▽
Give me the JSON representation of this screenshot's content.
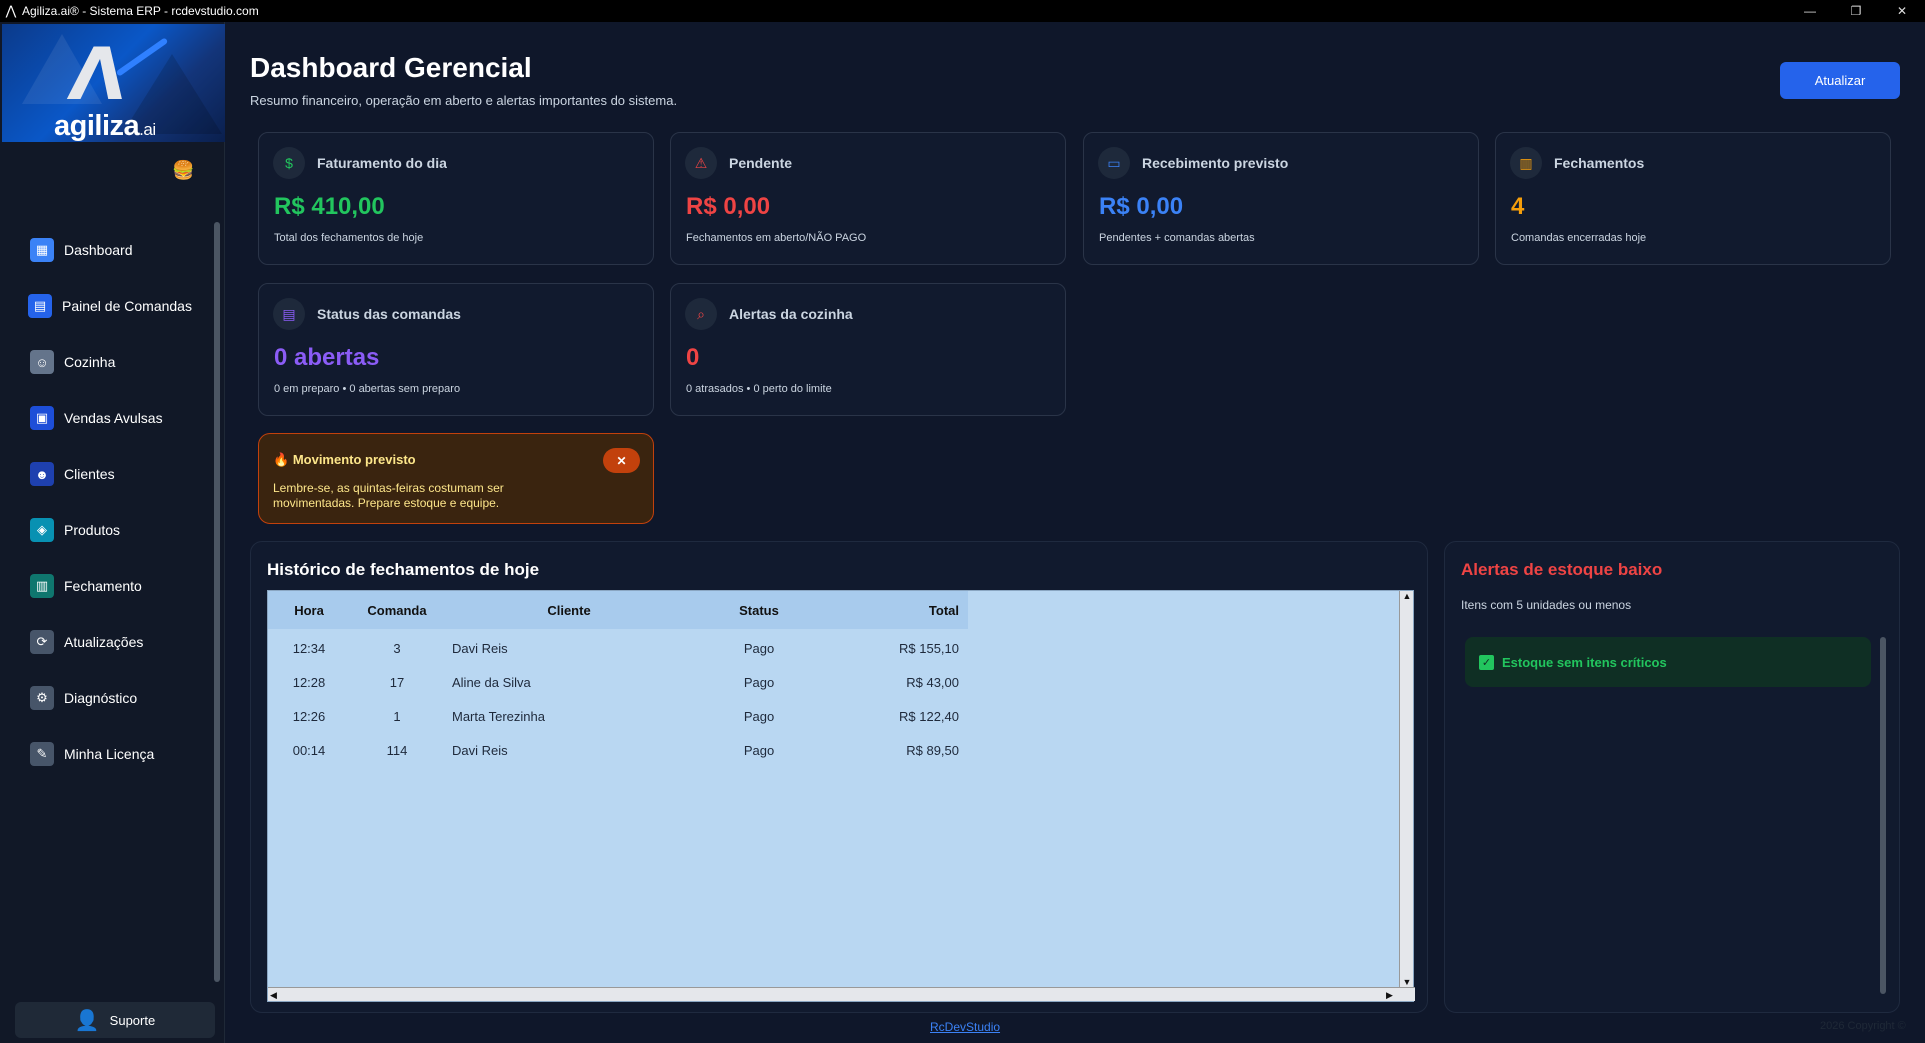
{
  "window": {
    "title": "Agiliza.ai® - Sistema ERP - rcdevstudio.com",
    "controls": [
      "—",
      "❐",
      "✕"
    ]
  },
  "brand": {
    "name": "agiliza",
    "suffix": ".ai"
  },
  "sidebar": {
    "items": [
      {
        "label": "Dashboard",
        "icon": "dashboard-icon",
        "color": "#3b82f6"
      },
      {
        "label": "Painel de Comandas",
        "icon": "orders-panel-icon",
        "color": "#2563eb"
      },
      {
        "label": "Cozinha",
        "icon": "kitchen-icon",
        "color": "#64748b"
      },
      {
        "label": "Vendas Avulsas",
        "icon": "sales-icon",
        "color": "#1d4ed8"
      },
      {
        "label": "Clientes",
        "icon": "clients-icon",
        "color": "#1e40af"
      },
      {
        "label": "Produtos",
        "icon": "products-icon",
        "color": "#0891b2"
      },
      {
        "label": "Fechamento",
        "icon": "closing-icon",
        "color": "#0f766e"
      },
      {
        "label": "Atualizações",
        "icon": "updates-icon",
        "color": "#475569"
      },
      {
        "label": "Diagnóstico",
        "icon": "diagnostic-icon",
        "color": "#475569"
      },
      {
        "label": "Minha Licença",
        "icon": "license-icon",
        "color": "#475569"
      }
    ],
    "support_label": "Suporte"
  },
  "header": {
    "title": "Dashboard Gerencial",
    "subtitle": "Resumo financeiro, operação em aberto e alertas importantes do sistema.",
    "refresh_label": "Atualizar"
  },
  "cards": [
    {
      "title": "Faturamento do dia",
      "value": "R$ 410,00",
      "desc": "Total dos fechamentos de hoje",
      "color": "#22c55e",
      "icon": "money-icon"
    },
    {
      "title": "Pendente",
      "value": "R$ 0,00",
      "desc": "Fechamentos em aberto/NÃO PAGO",
      "color": "#ef4444",
      "icon": "warning-icon"
    },
    {
      "title": "Recebimento previsto",
      "value": "R$ 0,00",
      "desc": "Pendentes + comandas abertas",
      "color": "#3b82f6",
      "icon": "card-icon"
    },
    {
      "title": "Fechamentos",
      "value": "4",
      "desc": "Comandas encerradas hoje",
      "color": "#f59e0b",
      "icon": "chart-icon"
    },
    {
      "title": "Status das comandas",
      "value": "0 abertas",
      "desc": "0 em preparo • 0 abertas sem preparo",
      "color": "#8b5cf6",
      "icon": "receipt-icon"
    },
    {
      "title": "Alertas da cozinha",
      "value": "0",
      "desc": "0 atrasados • 0 perto do limite",
      "color": "#ef4444",
      "icon": "alert-search-icon"
    }
  ],
  "notice": {
    "title": "Movimento previsto",
    "text": "Lembre-se, as quintas-feiras costumam ser movimentadas. Prepare estoque e equipe.",
    "close_label": "✕"
  },
  "history": {
    "title": "Histórico de fechamentos de hoje",
    "columns": [
      "Hora",
      "Comanda",
      "Cliente",
      "Status",
      "Total"
    ],
    "rows": [
      {
        "hora": "12:34",
        "comanda": "3",
        "cliente": "Davi Reis",
        "status": "Pago",
        "total": "R$ 155,10"
      },
      {
        "hora": "12:28",
        "comanda": "17",
        "cliente": "Aline da Silva",
        "status": "Pago",
        "total": "R$ 43,00"
      },
      {
        "hora": "12:26",
        "comanda": "1",
        "cliente": "Marta Terezinha",
        "status": "Pago",
        "total": "R$ 122,40"
      },
      {
        "hora": "00:14",
        "comanda": "114",
        "cliente": "Davi Reis",
        "status": "Pago",
        "total": "R$ 89,50"
      }
    ]
  },
  "stock": {
    "title": "Alertas de estoque baixo",
    "subtitle": "Itens com 5 unidades ou menos",
    "ok_message": "Estoque sem itens críticos"
  },
  "footer": {
    "link": "RcDevStudio",
    "copyright": "2026 Copyright ©"
  }
}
△
Retype everything in the material word for word, minus pictures.

RESPONSE TO THE EXERCISE:
Give me the JSON representation of this screenshot's content.
{
  "window": {
    "title": "Agiliza.ai® - Sistema ERP - rcdevstudio.com",
    "controls": [
      "—",
      "❐",
      "✕"
    ]
  },
  "brand": {
    "name": "agiliza",
    "suffix": ".ai"
  },
  "sidebar": {
    "items": [
      {
        "label": "Dashboard",
        "icon": "dashboard-icon",
        "color": "#3b82f6"
      },
      {
        "label": "Painel de Comandas",
        "icon": "orders-panel-icon",
        "color": "#2563eb"
      },
      {
        "label": "Cozinha",
        "icon": "kitchen-icon",
        "color": "#64748b"
      },
      {
        "label": "Vendas Avulsas",
        "icon": "sales-icon",
        "color": "#1d4ed8"
      },
      {
        "label": "Clientes",
        "icon": "clients-icon",
        "color": "#1e40af"
      },
      {
        "label": "Produtos",
        "icon": "products-icon",
        "color": "#0891b2"
      },
      {
        "label": "Fechamento",
        "icon": "closing-icon",
        "color": "#0f766e"
      },
      {
        "label": "Atualizações",
        "icon": "updates-icon",
        "color": "#475569"
      },
      {
        "label": "Diagnóstico",
        "icon": "diagnostic-icon",
        "color": "#475569"
      },
      {
        "label": "Minha Licença",
        "icon": "license-icon",
        "color": "#475569"
      }
    ],
    "support_label": "Suporte"
  },
  "header": {
    "title": "Dashboard Gerencial",
    "subtitle": "Resumo financeiro, operação em aberto e alertas importantes do sistema.",
    "refresh_label": "Atualizar"
  },
  "cards": [
    {
      "title": "Faturamento do dia",
      "value": "R$ 410,00",
      "desc": "Total dos fechamentos de hoje",
      "color": "#22c55e",
      "icon": "money-icon"
    },
    {
      "title": "Pendente",
      "value": "R$ 0,00",
      "desc": "Fechamentos em aberto/NÃO PAGO",
      "color": "#ef4444",
      "icon": "warning-icon"
    },
    {
      "title": "Recebimento previsto",
      "value": "R$ 0,00",
      "desc": "Pendentes + comandas abertas",
      "color": "#3b82f6",
      "icon": "card-icon"
    },
    {
      "title": "Fechamentos",
      "value": "4",
      "desc": "Comandas encerradas hoje",
      "color": "#f59e0b",
      "icon": "chart-icon"
    },
    {
      "title": "Status das comandas",
      "value": "0 abertas",
      "desc": "0 em preparo • 0 abertas sem preparo",
      "color": "#8b5cf6",
      "icon": "receipt-icon"
    },
    {
      "title": "Alertas da cozinha",
      "value": "0",
      "desc": "0 atrasados • 0 perto do limite",
      "color": "#ef4444",
      "icon": "alert-search-icon"
    }
  ],
  "notice": {
    "title": "Movimento previsto",
    "text": "Lembre-se, as quintas-feiras costumam ser movimentadas. Prepare estoque e equipe.",
    "close_label": "✕"
  },
  "history": {
    "title": "Histórico de fechamentos de hoje",
    "columns": [
      "Hora",
      "Comanda",
      "Cliente",
      "Status",
      "Total"
    ],
    "rows": [
      {
        "hora": "12:34",
        "comanda": "3",
        "cliente": "Davi Reis",
        "status": "Pago",
        "total": "R$ 155,10"
      },
      {
        "hora": "12:28",
        "comanda": "17",
        "cliente": "Aline da Silva",
        "status": "Pago",
        "total": "R$ 43,00"
      },
      {
        "hora": "12:26",
        "comanda": "1",
        "cliente": "Marta Terezinha",
        "status": "Pago",
        "total": "R$ 122,40"
      },
      {
        "hora": "00:14",
        "comanda": "114",
        "cliente": "Davi Reis",
        "status": "Pago",
        "total": "R$ 89,50"
      }
    ]
  },
  "stock": {
    "title": "Alertas de estoque baixo",
    "subtitle": "Itens com 5 unidades ou menos",
    "ok_message": "Estoque sem itens críticos"
  },
  "footer": {
    "link": "RcDevStudio",
    "copyright": "2026 Copyright ©"
  }
}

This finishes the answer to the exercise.